* What is needed
Render every line of the records below as a JSON list of strings, one string per line, leaving out blank lines.

Begin Entries provided

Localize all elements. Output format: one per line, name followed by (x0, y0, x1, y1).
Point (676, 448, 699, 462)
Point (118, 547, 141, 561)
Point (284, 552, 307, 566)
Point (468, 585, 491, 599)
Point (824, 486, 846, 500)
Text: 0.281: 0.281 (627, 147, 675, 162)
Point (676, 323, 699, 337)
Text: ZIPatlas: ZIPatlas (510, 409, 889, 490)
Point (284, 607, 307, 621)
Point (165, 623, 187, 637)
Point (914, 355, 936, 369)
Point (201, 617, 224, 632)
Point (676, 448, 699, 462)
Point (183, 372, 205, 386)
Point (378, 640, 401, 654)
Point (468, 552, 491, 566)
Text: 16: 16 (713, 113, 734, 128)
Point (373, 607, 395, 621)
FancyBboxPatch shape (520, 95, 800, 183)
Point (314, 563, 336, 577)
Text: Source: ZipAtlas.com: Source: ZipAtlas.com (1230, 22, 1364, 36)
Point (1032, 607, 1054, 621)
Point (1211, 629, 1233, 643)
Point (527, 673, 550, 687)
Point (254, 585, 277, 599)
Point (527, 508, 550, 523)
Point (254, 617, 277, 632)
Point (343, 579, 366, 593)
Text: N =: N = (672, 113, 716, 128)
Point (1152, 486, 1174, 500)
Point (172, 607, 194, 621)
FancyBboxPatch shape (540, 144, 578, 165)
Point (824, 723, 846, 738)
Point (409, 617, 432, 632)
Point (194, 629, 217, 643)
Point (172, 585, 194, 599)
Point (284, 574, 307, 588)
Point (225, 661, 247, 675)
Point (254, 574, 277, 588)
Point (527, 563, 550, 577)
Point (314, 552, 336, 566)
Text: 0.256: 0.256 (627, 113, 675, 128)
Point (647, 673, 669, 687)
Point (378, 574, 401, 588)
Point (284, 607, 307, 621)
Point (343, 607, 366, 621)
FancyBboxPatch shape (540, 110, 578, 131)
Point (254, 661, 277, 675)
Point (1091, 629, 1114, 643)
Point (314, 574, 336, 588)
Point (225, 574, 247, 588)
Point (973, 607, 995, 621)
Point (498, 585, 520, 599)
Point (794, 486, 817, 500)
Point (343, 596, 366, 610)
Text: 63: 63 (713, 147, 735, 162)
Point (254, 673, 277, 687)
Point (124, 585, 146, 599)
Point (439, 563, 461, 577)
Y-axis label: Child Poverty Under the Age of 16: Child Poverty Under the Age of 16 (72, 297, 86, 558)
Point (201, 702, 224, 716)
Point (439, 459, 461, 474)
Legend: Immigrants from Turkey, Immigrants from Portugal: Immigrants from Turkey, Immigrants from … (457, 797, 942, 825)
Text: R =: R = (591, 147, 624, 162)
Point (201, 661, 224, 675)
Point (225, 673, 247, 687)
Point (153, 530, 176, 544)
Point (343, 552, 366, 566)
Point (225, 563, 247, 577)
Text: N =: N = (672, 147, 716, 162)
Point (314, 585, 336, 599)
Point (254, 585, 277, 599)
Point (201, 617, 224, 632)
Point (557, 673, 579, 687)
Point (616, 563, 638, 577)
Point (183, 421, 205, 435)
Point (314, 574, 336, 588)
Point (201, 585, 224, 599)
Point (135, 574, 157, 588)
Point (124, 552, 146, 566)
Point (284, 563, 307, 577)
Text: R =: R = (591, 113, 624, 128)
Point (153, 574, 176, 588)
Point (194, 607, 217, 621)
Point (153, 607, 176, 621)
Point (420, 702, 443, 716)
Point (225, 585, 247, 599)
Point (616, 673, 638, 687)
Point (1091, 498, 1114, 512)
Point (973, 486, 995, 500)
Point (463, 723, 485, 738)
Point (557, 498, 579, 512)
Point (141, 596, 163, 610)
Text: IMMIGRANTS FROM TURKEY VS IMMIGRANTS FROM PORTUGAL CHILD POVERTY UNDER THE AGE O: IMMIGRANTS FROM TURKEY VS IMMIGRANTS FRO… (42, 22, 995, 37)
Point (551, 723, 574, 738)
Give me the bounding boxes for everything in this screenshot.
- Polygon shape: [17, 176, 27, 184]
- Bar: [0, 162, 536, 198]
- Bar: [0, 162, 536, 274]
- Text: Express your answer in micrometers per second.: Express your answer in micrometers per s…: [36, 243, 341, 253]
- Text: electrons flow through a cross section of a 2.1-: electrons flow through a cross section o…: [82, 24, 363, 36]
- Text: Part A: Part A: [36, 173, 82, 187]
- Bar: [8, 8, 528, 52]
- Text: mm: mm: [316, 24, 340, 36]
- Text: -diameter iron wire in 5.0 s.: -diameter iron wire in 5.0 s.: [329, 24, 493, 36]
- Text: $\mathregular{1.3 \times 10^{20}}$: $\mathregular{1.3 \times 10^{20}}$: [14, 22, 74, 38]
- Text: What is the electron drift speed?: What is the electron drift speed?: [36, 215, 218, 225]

End Entries provided

* The response
[
  "Localize all elements. Output format: one per line, name followed by (x0, y0, x1, y1).",
  "Point (676, 448, 699, 462)",
  "Point (118, 547, 141, 561)",
  "Point (284, 552, 307, 566)",
  "Point (468, 585, 491, 599)",
  "Point (824, 486, 846, 500)",
  "Text: 0.281: 0.281 (627, 147, 675, 162)",
  "Point (676, 323, 699, 337)",
  "Text: ZIPatlas: ZIPatlas (510, 409, 889, 490)",
  "Point (284, 607, 307, 621)",
  "Point (165, 623, 187, 637)",
  "Point (914, 355, 936, 369)",
  "Point (201, 617, 224, 632)",
  "Point (676, 448, 699, 462)",
  "Point (183, 372, 205, 386)",
  "Point (378, 640, 401, 654)",
  "Point (468, 552, 491, 566)",
  "Text: 16: 16 (713, 113, 734, 128)",
  "Point (373, 607, 395, 621)",
  "FancyBboxPatch shape (520, 95, 800, 183)",
  "Point (314, 563, 336, 577)",
  "Text: Source: ZipAtlas.com: Source: ZipAtlas.com (1230, 22, 1364, 36)",
  "Point (1032, 607, 1054, 621)",
  "Point (1211, 629, 1233, 643)",
  "Point (527, 673, 550, 687)",
  "Point (254, 585, 277, 599)",
  "Point (527, 508, 550, 523)",
  "Point (254, 617, 277, 632)",
  "Point (343, 579, 366, 593)",
  "Text: N =: N = (672, 113, 716, 128)",
  "Point (1152, 486, 1174, 500)",
  "Point (172, 607, 194, 621)",
  "FancyBboxPatch shape (540, 144, 578, 165)",
  "Point (824, 723, 846, 738)",
  "Point (409, 617, 432, 632)",
  "Point (194, 629, 217, 643)",
  "Point (172, 585, 194, 599)",
  "Point (284, 574, 307, 588)",
  "Point (225, 661, 247, 675)",
  "Point (254, 574, 277, 588)",
  "Point (527, 563, 550, 577)",
  "Point (314, 552, 336, 566)",
  "Text: 0.256: 0.256 (627, 113, 675, 128)",
  "Point (647, 673, 669, 687)",
  "Point (378, 574, 401, 588)",
  "Point (284, 607, 307, 621)",
  "Point (343, 607, 366, 621)",
  "FancyBboxPatch shape (540, 110, 578, 131)",
  "Point (254, 661, 277, 675)",
  "Point (1091, 629, 1114, 643)",
  "Point (314, 574, 336, 588)",
  "Point (225, 574, 247, 588)",
  "Point (973, 607, 995, 621)",
  "Point (498, 585, 520, 599)",
  "Point (794, 486, 817, 500)",
  "Point (343, 596, 366, 610)",
  "Text: 63: 63 (713, 147, 735, 162)",
  "Point (254, 673, 277, 687)",
  "Point (124, 585, 146, 599)",
  "Point (439, 563, 461, 577)",
  "Y-axis label: Child Poverty Under the Age of 16: Child Poverty Under the Age of 16 (72, 297, 86, 558)",
  "Point (201, 702, 224, 716)",
  "Point (439, 459, 461, 474)",
  "Legend: Immigrants from Turkey, Immigrants from Portugal: Immigrants from Turkey, Immigrants from … (457, 797, 942, 825)",
  "Text: R =: R = (591, 147, 624, 162)",
  "Point (201, 661, 224, 675)",
  "Point (225, 673, 247, 687)",
  "Point (153, 530, 176, 544)",
  "Point (343, 552, 366, 566)",
  "Point (225, 563, 247, 577)",
  "Text: N =: N = (672, 147, 716, 162)",
  "Point (314, 585, 336, 599)",
  "Point (254, 585, 277, 599)",
  "Point (201, 617, 224, 632)",
  "Point (557, 673, 579, 687)",
  "Point (616, 563, 638, 577)",
  "Point (183, 421, 205, 435)",
  "Point (314, 574, 336, 588)",
  "Point (201, 585, 224, 599)",
  "Point (135, 574, 157, 588)",
  "Point (124, 552, 146, 566)",
  "Point (284, 563, 307, 577)",
  "Text: R =: R = (591, 113, 624, 128)",
  "Point (153, 574, 176, 588)",
  "Point (194, 607, 217, 621)",
  "Point (153, 607, 176, 621)",
  "Point (420, 702, 443, 716)",
  "Point (225, 585, 247, 599)",
  "Point (616, 673, 638, 687)",
  "Point (1091, 498, 1114, 512)",
  "Point (973, 486, 995, 500)",
  "Point (463, 723, 485, 738)",
  "Point (557, 498, 579, 512)",
  "Point (141, 596, 163, 610)",
  "Text: IMMIGRANTS FROM TURKEY VS IMMIGRANTS FROM PORTUGAL CHILD POVERTY UNDER THE AGE O: IMMIGRANTS FROM TURKEY VS IMMIGRANTS FRO… (42, 22, 995, 37)",
  "Point (551, 723, 574, 738)",
  "Give me the bounding boxes for everything in this screenshot.",
  "- Polygon shape: [17, 176, 27, 184]",
  "- Bar: [0, 162, 536, 198]",
  "- Bar: [0, 162, 536, 274]",
  "- Text: Express your answer in micrometers per second.: Express your answer in micrometers per s…: [36, 243, 341, 253]",
  "- Text: electrons flow through a cross section of a 2.1-: electrons flow through a cross section o…: [82, 24, 363, 36]",
  "- Text: Part A: Part A: [36, 173, 82, 187]",
  "- Bar: [8, 8, 528, 52]",
  "- Text: mm: mm: [316, 24, 340, 36]",
  "- Text: -diameter iron wire in 5.0 s.: -diameter iron wire in 5.0 s.: [329, 24, 493, 36]",
  "- Text: $\\mathregular{1.3 \\times 10^{20}}$: $\\mathregular{1.3 \\times 10^{20}}$: [14, 22, 74, 38]",
  "- Text: What is the electron drift speed?: What is the electron drift speed?: [36, 215, 218, 225]"
]